▶ **WHAT IS EXPECTED**: Could you print every record below exactly as it appears?
************
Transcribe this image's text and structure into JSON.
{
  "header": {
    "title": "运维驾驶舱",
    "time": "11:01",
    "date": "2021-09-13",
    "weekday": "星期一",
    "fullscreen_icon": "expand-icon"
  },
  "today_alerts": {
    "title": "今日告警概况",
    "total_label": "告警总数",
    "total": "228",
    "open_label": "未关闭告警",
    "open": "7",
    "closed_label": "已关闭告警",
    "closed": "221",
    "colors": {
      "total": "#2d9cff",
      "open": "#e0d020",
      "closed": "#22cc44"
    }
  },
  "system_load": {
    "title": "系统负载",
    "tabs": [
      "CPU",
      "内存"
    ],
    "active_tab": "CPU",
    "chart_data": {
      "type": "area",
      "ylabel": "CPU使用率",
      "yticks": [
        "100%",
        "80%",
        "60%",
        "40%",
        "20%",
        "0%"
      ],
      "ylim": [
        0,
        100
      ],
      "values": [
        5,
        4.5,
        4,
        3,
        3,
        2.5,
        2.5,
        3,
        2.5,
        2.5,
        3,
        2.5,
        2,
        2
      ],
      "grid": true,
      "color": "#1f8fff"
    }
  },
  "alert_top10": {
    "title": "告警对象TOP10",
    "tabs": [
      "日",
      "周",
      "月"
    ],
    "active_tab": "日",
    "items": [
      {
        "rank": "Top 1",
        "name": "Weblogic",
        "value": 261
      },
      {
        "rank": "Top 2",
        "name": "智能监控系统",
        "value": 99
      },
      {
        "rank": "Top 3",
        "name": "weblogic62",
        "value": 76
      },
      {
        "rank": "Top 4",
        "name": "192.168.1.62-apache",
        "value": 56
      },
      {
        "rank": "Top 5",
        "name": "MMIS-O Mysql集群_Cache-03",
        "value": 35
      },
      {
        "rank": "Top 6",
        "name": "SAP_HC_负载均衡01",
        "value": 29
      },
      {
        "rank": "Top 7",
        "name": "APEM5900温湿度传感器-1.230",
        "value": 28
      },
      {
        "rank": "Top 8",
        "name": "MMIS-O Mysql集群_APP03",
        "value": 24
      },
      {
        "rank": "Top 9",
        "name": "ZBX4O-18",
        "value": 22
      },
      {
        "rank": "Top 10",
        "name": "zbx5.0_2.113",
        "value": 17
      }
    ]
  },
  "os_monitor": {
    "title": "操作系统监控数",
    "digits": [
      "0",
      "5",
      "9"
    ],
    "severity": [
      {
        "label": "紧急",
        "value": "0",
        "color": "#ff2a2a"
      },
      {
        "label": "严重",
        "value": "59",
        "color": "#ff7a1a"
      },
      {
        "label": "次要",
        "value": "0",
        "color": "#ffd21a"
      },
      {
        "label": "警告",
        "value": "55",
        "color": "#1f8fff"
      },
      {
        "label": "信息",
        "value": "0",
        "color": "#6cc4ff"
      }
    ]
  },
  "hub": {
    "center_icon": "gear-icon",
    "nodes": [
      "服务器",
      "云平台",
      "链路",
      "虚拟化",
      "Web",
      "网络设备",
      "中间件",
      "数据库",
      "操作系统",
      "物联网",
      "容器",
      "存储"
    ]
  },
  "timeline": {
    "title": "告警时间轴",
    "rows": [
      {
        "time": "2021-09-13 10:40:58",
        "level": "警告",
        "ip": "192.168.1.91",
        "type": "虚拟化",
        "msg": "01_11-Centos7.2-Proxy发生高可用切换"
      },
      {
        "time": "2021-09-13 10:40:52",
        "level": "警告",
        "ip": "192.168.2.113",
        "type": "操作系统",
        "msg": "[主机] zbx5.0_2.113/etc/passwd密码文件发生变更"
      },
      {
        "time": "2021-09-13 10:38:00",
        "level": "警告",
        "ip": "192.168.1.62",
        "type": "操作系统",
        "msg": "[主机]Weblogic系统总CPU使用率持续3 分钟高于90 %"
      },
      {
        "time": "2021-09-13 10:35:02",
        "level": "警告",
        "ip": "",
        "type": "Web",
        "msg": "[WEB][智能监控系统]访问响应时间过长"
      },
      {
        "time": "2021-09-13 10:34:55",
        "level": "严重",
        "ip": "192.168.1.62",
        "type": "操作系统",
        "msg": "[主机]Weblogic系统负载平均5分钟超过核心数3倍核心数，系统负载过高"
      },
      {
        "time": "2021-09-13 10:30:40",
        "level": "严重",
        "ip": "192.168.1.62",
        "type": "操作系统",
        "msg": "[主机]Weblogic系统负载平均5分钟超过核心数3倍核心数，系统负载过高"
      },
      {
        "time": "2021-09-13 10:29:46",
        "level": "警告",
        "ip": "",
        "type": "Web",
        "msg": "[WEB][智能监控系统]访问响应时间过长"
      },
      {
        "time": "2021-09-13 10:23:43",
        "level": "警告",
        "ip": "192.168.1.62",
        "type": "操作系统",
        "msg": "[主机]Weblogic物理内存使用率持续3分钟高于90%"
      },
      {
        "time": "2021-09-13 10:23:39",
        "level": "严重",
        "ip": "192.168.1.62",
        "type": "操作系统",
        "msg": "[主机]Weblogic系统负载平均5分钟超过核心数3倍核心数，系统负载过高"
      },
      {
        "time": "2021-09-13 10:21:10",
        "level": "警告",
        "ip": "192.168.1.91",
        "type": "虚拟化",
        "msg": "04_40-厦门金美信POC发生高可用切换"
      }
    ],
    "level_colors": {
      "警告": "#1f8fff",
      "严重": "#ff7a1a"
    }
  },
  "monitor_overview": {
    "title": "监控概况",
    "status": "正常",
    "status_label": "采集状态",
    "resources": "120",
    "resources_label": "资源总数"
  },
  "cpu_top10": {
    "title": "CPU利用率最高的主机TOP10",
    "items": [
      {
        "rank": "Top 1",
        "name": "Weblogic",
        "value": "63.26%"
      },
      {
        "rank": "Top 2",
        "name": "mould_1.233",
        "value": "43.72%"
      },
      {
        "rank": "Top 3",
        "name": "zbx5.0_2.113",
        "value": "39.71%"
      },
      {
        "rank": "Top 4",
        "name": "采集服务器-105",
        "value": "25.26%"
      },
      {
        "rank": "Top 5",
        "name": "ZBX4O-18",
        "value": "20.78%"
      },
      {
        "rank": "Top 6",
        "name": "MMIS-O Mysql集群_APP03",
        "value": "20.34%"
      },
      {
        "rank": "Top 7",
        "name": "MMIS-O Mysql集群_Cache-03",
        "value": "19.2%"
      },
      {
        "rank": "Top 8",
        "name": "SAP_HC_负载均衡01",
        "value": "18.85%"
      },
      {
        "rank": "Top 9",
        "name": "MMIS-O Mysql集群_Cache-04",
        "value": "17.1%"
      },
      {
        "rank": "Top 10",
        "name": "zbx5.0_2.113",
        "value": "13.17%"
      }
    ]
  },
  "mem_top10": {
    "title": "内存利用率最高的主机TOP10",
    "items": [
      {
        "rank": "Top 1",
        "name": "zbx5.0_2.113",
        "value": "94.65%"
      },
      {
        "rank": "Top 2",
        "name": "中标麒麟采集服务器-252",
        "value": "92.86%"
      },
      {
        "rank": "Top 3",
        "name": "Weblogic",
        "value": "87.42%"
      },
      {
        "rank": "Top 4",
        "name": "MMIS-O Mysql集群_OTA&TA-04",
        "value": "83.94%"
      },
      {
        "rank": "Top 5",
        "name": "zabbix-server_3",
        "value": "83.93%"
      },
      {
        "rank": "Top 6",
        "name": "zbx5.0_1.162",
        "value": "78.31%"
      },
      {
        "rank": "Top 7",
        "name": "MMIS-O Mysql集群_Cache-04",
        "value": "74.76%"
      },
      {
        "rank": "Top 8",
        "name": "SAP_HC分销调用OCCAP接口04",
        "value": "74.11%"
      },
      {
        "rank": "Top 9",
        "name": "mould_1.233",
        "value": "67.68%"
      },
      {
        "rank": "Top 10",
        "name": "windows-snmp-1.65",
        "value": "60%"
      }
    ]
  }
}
************
▶ **RESULT**:
Transcribe this image's text and structure into JSON.
{
  "header": {
    "title": "运维驾驶舱",
    "time": "11:01",
    "date": "2021-09-13",
    "weekday": "星期一",
    "fullscreen_icon": "expand-icon"
  },
  "today_alerts": {
    "title": "今日告警概况",
    "total_label": "告警总数",
    "total": "228",
    "open_label": "未关闭告警",
    "open": "7",
    "closed_label": "已关闭告警",
    "closed": "221",
    "colors": {
      "total": "#2d9cff",
      "open": "#e0d020",
      "closed": "#22cc44"
    }
  },
  "system_load": {
    "title": "系统负载",
    "tabs": [
      "CPU",
      "内存"
    ],
    "active_tab": "CPU",
    "chart_data": {
      "type": "area",
      "ylabel": "CPU使用率",
      "yticks": [
        "100%",
        "80%",
        "60%",
        "40%",
        "20%",
        "0%"
      ],
      "ylim": [
        0,
        100
      ],
      "values": [
        5,
        4.5,
        4,
        3,
        3,
        2.5,
        2.5,
        3,
        2.5,
        2.5,
        3,
        2.5,
        2,
        2
      ],
      "grid": true,
      "color": "#1f8fff"
    }
  },
  "alert_top10": {
    "title": "告警对象TOP10",
    "tabs": [
      "日",
      "周",
      "月"
    ],
    "active_tab": "日",
    "items": [
      {
        "rank": "Top 1",
        "name": "Weblogic",
        "value": 261
      },
      {
        "rank": "Top 2",
        "name": "智能监控系统",
        "value": 99
      },
      {
        "rank": "Top 3",
        "name": "weblogic62",
        "value": 76
      },
      {
        "rank": "Top 4",
        "name": "192.168.1.62-apache",
        "value": 56
      },
      {
        "rank": "Top 5",
        "name": "MMIS-O Mysql集群_Cache-03",
        "value": 35
      },
      {
        "rank": "Top 6",
        "name": "SAP_HC_负载均衡01",
        "value": 29
      },
      {
        "rank": "Top 7",
        "name": "APEM5900温湿度传感器-1.230",
        "value": 28
      },
      {
        "rank": "Top 8",
        "name": "MMIS-O Mysql集群_APP03",
        "value": 24
      },
      {
        "rank": "Top 9",
        "name": "ZBX4O-18",
        "value": 22
      },
      {
        "rank": "Top 10",
        "name": "zbx5.0_2.113",
        "value": 17
      }
    ]
  },
  "os_monitor": {
    "title": "操作系统监控数",
    "digits": [
      "0",
      "5",
      "9"
    ],
    "severity": [
      {
        "label": "紧急",
        "value": "0",
        "color": "#ff2a2a"
      },
      {
        "label": "严重",
        "value": "59",
        "color": "#ff7a1a"
      },
      {
        "label": "次要",
        "value": "0",
        "color": "#ffd21a"
      },
      {
        "label": "警告",
        "value": "55",
        "color": "#1f8fff"
      },
      {
        "label": "信息",
        "value": "0",
        "color": "#6cc4ff"
      }
    ]
  },
  "hub": {
    "center_icon": "gear-icon",
    "nodes": [
      "服务器",
      "云平台",
      "链路",
      "虚拟化",
      "Web",
      "网络设备",
      "中间件",
      "数据库",
      "操作系统",
      "物联网",
      "容器",
      "存储"
    ]
  },
  "timeline": {
    "title": "告警时间轴",
    "rows": [
      {
        "time": "2021-09-13 10:40:58",
        "level": "警告",
        "ip": "192.168.1.91",
        "type": "虚拟化",
        "msg": "01_11-Centos7.2-Proxy发生高可用切换"
      },
      {
        "time": "2021-09-13 10:40:52",
        "level": "警告",
        "ip": "192.168.2.113",
        "type": "操作系统",
        "msg": "[主机] zbx5.0_2.113/etc/passwd密码文件发生变更"
      },
      {
        "time": "2021-09-13 10:38:00",
        "level": "警告",
        "ip": "192.168.1.62",
        "type": "操作系统",
        "msg": "[主机]Weblogic系统总CPU使用率持续3 分钟高于90 %"
      },
      {
        "time": "2021-09-13 10:35:02",
        "level": "警告",
        "ip": "",
        "type": "Web",
        "msg": "[WEB][智能监控系统]访问响应时间过长"
      },
      {
        "time": "2021-09-13 10:34:55",
        "level": "严重",
        "ip": "192.168.1.62",
        "type": "操作系统",
        "msg": "[主机]Weblogic系统负载平均5分钟超过核心数3倍核心数，系统负载过高"
      },
      {
        "time": "2021-09-13 10:30:40",
        "level": "严重",
        "ip": "192.168.1.62",
        "type": "操作系统",
        "msg": "[主机]Weblogic系统负载平均5分钟超过核心数3倍核心数，系统负载过高"
      },
      {
        "time": "2021-09-13 10:29:46",
        "level": "警告",
        "ip": "",
        "type": "Web",
        "msg": "[WEB][智能监控系统]访问响应时间过长"
      },
      {
        "time": "2021-09-13 10:23:43",
        "level": "警告",
        "ip": "192.168.1.62",
        "type": "操作系统",
        "msg": "[主机]Weblogic物理内存使用率持续3分钟高于90%"
      },
      {
        "time": "2021-09-13 10:23:39",
        "level": "严重",
        "ip": "192.168.1.62",
        "type": "操作系统",
        "msg": "[主机]Weblogic系统负载平均5分钟超过核心数3倍核心数，系统负载过高"
      },
      {
        "time": "2021-09-13 10:21:10",
        "level": "警告",
        "ip": "192.168.1.91",
        "type": "虚拟化",
        "msg": "04_40-厦门金美信POC发生高可用切换"
      }
    ],
    "level_colors": {
      "警告": "#1f8fff",
      "严重": "#ff7a1a"
    }
  },
  "monitor_overview": {
    "title": "监控概况",
    "status": "正常",
    "status_label": "采集状态",
    "resources": "120",
    "resources_label": "资源总数"
  },
  "cpu_top10": {
    "title": "CPU利用率最高的主机TOP10",
    "items": [
      {
        "rank": "Top 1",
        "name": "Weblogic",
        "value": "63.26%"
      },
      {
        "rank": "Top 2",
        "name": "mould_1.233",
        "value": "43.72%"
      },
      {
        "rank": "Top 3",
        "name": "zbx5.0_2.113",
        "value": "39.71%"
      },
      {
        "rank": "Top 4",
        "name": "采集服务器-105",
        "value": "25.26%"
      },
      {
        "rank": "Top 5",
        "name": "ZBX4O-18",
        "value": "20.78%"
      },
      {
        "rank": "Top 6",
        "name": "MMIS-O Mysql集群_APP03",
        "value": "20.34%"
      },
      {
        "rank": "Top 7",
        "name": "MMIS-O Mysql集群_Cache-03",
        "value": "19.2%"
      },
      {
        "rank": "Top 8",
        "name": "SAP_HC_负载均衡01",
        "value": "18.85%"
      },
      {
        "rank": "Top 9",
        "name": "MMIS-O Mysql集群_Cache-04",
        "value": "17.1%"
      },
      {
        "rank": "Top 10",
        "name": "zbx5.0_2.113",
        "value": "13.17%"
      }
    ]
  },
  "mem_top10": {
    "title": "内存利用率最高的主机TOP10",
    "items": [
      {
        "rank": "Top 1",
        "name": "zbx5.0_2.113",
        "value": "94.65%"
      },
      {
        "rank": "Top 2",
        "name": "中标麒麟采集服务器-252",
        "value": "92.86%"
      },
      {
        "rank": "Top 3",
        "name": "Weblogic",
        "value": "87.42%"
      },
      {
        "rank": "Top 4",
        "name": "MMIS-O Mysql集群_OTA&TA-04",
        "value": "83.94%"
      },
      {
        "rank": "Top 5",
        "name": "zabbix-server_3",
        "value": "83.93%"
      },
      {
        "rank": "Top 6",
        "name": "zbx5.0_1.162",
        "value": "78.31%"
      },
      {
        "rank": "Top 7",
        "name": "MMIS-O Mysql集群_Cache-04",
        "value": "74.76%"
      },
      {
        "rank": "Top 8",
        "name": "SAP_HC分销调用OCCAP接口04",
        "value": "74.11%"
      },
      {
        "rank": "Top 9",
        "name": "mould_1.233",
        "value": "67.68%"
      },
      {
        "rank": "Top 10",
        "name": "windows-snmp-1.65",
        "value": "60%"
      }
    ]
  }
}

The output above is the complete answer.